DIRECTIONS:
Repeat all entries exactly.

>> Begin INPUT

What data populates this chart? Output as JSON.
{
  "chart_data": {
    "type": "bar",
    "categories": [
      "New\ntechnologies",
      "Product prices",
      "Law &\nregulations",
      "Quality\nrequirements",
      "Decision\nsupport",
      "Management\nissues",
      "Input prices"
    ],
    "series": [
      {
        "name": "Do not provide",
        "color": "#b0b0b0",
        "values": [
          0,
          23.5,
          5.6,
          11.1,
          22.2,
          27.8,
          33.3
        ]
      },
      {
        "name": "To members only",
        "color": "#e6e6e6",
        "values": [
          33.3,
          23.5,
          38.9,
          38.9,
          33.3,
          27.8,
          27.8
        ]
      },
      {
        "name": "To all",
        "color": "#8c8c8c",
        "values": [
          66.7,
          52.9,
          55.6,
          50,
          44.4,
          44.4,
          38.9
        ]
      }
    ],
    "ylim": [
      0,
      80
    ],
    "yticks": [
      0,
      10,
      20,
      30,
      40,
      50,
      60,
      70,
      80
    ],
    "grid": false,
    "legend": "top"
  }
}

>> End INPUT

RIGHT ANSWER:
What data populates this chart? Output as JSON.
{
  "chart_data": {
    "type": "bar",
    "categories": [
      "New\ntechnologies",
      "Product prices",
      "Law &\nregulations",
      "Quality\nrequirements",
      "Decision\nsupport",
      "Management\nissues",
      "Input prices"
    ],
    "series": [
      {
        "name": "Do not provide",
        "color": "#b0b0b0",
        "values": [
          0,
          23.5,
          5.6,
          11.1,
          22.2,
          27.8,
          33.3
        ]
      },
      {
        "name": "To members only",
        "color": "#e6e6e6",
        "values": [
          33.3,
          23.5,
          38.9,
          38.9,
          33.3,
          27.8,
          27.8
        ]
      },
      {
        "name": "To all",
        "color": "#8c8c8c",
        "values": [
          66.7,
          52.9,
          55.6,
          50,
          44.4,
          44.4,
          38.9
        ]
      }
    ],
    "ylim": [
      0,
      80
    ],
    "yticks": [
      0,
      10,
      20,
      30,
      40,
      50,
      60,
      70,
      80
    ],
    "grid": false,
    "legend": "top"
  }
}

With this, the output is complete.